■ **Directions for this task**: Every record that follows must be set down word for word.

Data entries:

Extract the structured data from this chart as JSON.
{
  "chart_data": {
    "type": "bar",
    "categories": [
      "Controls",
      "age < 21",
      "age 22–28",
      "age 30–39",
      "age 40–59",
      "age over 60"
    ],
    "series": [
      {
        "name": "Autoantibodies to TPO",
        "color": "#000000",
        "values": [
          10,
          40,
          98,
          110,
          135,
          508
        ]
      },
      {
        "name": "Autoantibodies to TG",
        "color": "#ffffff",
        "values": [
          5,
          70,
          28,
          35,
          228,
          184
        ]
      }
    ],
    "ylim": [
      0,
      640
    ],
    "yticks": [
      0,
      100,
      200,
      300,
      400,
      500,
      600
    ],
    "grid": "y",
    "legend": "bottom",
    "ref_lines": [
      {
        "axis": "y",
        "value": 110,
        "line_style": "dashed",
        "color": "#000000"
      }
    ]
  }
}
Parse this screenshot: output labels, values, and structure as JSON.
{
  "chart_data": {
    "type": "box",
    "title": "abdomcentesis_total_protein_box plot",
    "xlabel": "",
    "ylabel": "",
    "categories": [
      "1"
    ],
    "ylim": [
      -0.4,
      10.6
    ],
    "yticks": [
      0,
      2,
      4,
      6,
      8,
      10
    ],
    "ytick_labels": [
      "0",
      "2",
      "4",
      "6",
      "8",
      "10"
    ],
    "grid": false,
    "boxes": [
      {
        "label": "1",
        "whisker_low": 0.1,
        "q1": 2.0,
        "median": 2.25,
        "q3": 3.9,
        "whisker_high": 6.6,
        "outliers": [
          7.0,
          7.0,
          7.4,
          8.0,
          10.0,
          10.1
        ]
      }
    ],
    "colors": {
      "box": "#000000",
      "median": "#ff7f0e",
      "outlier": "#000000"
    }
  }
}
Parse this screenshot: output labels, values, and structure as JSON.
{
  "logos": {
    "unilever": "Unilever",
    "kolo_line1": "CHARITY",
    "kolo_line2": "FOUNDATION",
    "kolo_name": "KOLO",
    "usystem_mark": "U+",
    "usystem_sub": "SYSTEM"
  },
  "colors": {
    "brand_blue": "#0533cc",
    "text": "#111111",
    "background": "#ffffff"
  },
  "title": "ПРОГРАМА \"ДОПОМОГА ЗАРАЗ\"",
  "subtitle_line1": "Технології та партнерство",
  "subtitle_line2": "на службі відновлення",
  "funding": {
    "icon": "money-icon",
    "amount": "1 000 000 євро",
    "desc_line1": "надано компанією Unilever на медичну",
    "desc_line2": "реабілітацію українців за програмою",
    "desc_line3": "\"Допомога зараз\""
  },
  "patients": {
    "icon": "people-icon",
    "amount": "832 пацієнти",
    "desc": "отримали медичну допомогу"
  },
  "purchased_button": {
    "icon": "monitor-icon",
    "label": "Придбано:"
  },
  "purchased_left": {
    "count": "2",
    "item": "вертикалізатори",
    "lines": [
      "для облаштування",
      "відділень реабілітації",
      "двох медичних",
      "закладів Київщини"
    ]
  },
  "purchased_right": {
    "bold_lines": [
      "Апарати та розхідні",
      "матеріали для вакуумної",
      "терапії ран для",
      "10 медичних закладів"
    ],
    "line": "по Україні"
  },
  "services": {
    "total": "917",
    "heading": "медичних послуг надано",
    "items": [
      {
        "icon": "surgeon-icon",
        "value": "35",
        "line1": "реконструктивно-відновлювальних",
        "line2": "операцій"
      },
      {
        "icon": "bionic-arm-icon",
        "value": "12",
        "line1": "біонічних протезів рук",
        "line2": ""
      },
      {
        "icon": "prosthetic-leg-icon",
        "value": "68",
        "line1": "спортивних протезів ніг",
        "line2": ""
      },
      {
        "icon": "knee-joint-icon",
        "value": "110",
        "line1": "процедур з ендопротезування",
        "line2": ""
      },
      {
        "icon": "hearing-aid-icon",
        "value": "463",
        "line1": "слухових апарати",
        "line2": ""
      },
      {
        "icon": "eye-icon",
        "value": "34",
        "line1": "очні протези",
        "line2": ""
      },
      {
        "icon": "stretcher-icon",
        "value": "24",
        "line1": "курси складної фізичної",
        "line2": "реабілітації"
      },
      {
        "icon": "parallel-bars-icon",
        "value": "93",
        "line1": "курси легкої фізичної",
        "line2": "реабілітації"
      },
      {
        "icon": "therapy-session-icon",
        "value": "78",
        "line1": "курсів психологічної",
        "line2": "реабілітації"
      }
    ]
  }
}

■ **Response to this task**:
Extract the structured data from this chart as JSON.
{
  "chart_data": {
    "type": "bar",
    "categories": [
      "Controls",
      "age < 21",
      "age 22–28",
      "age 30–39",
      "age 40–59",
      "age over 60"
    ],
    "series": [
      {
        "name": "Autoantibodies to TPO",
        "color": "#000000",
        "values": [
          10,
          40,
          98,
          110,
          135,
          508
        ]
      },
      {
        "name": "Autoantibodies to TG",
        "color": "#ffffff",
        "values": [
          5,
          70,
          28,
          35,
          228,
          184
        ]
      }
    ],
    "ylim": [
      0,
      640
    ],
    "yticks": [
      0,
      100,
      200,
      300,
      400,
      500,
      600
    ],
    "grid": "y",
    "legend": "bottom",
    "ref_lines": [
      {
        "axis": "y",
        "value": 110,
        "line_style": "dashed",
        "color": "#000000"
      }
    ]
  }
}
Parse this screenshot: output labels, values, and structure as JSON.
{
  "chart_data": {
    "type": "box",
    "title": "abdomcentesis_total_protein_box plot",
    "xlabel": "",
    "ylabel": "",
    "categories": [
      "1"
    ],
    "ylim": [
      -0.4,
      10.6
    ],
    "yticks": [
      0,
      2,
      4,
      6,
      8,
      10
    ],
    "ytick_labels": [
      "0",
      "2",
      "4",
      "6",
      "8",
      "10"
    ],
    "grid": false,
    "boxes": [
      {
        "label": "1",
        "whisker_low": 0.1,
        "q1": 2.0,
        "median": 2.25,
        "q3": 3.9,
        "whisker_high": 6.6,
        "outliers": [
          7.0,
          7.0,
          7.4,
          8.0,
          10.0,
          10.1
        ]
      }
    ],
    "colors": {
      "box": "#000000",
      "median": "#ff7f0e",
      "outlier": "#000000"
    }
  }
}
Parse this screenshot: output labels, values, and structure as JSON.
{
  "logos": {
    "unilever": "Unilever",
    "kolo_line1": "CHARITY",
    "kolo_line2": "FOUNDATION",
    "kolo_name": "KOLO",
    "usystem_mark": "U+",
    "usystem_sub": "SYSTEM"
  },
  "colors": {
    "brand_blue": "#0533cc",
    "text": "#111111",
    "background": "#ffffff"
  },
  "title": "ПРОГРАМА \"ДОПОМОГА ЗАРАЗ\"",
  "subtitle_line1": "Технології та партнерство",
  "subtitle_line2": "на службі відновлення",
  "funding": {
    "icon": "money-icon",
    "amount": "1 000 000 євро",
    "desc_line1": "надано компанією Unilever на медичну",
    "desc_line2": "реабілітацію українців за програмою",
    "desc_line3": "\"Допомога зараз\""
  },
  "patients": {
    "icon": "people-icon",
    "amount": "832 пацієнти",
    "desc": "отримали медичну допомогу"
  },
  "purchased_button": {
    "icon": "monitor-icon",
    "label": "Придбано:"
  },
  "purchased_left": {
    "count": "2",
    "item": "вертикалізатори",
    "lines": [
      "для облаштування",
      "відділень реабілітації",
      "двох медичних",
      "закладів Київщини"
    ]
  },
  "purchased_right": {
    "bold_lines": [
      "Апарати та розхідні",
      "матеріали для вакуумної",
      "терапії ран для",
      "10 медичних закладів"
    ],
    "line": "по Україні"
  },
  "services": {
    "total": "917",
    "heading": "медичних послуг надано",
    "items": [
      {
        "icon": "surgeon-icon",
        "value": "35",
        "line1": "реконструктивно-відновлювальних",
        "line2": "операцій"
      },
      {
        "icon": "bionic-arm-icon",
        "value": "12",
        "line1": "біонічних протезів рук",
        "line2": ""
      },
      {
        "icon": "prosthetic-leg-icon",
        "value": "68",
        "line1": "спортивних протезів ніг",
        "line2": ""
      },
      {
        "icon": "knee-joint-icon",
        "value": "110",
        "line1": "процедур з ендопротезування",
        "line2": ""
      },
      {
        "icon": "hearing-aid-icon",
        "value": "463",
        "line1": "слухових апарати",
        "line2": ""
      },
      {
        "icon": "eye-icon",
        "value": "34",
        "line1": "очні протези",
        "line2": ""
      },
      {
        "icon": "stretcher-icon",
        "value": "24",
        "line1": "курси складної фізичної",
        "line2": "реабілітації"
      },
      {
        "icon": "parallel-bars-icon",
        "value": "93",
        "line1": "курси легкої фізичної",
        "line2": "реабілітації"
      },
      {
        "icon": "therapy-session-icon",
        "value": "78",
        "line1": "курсів психологічної",
        "line2": "реабілітації"
      }
    ]
  }
}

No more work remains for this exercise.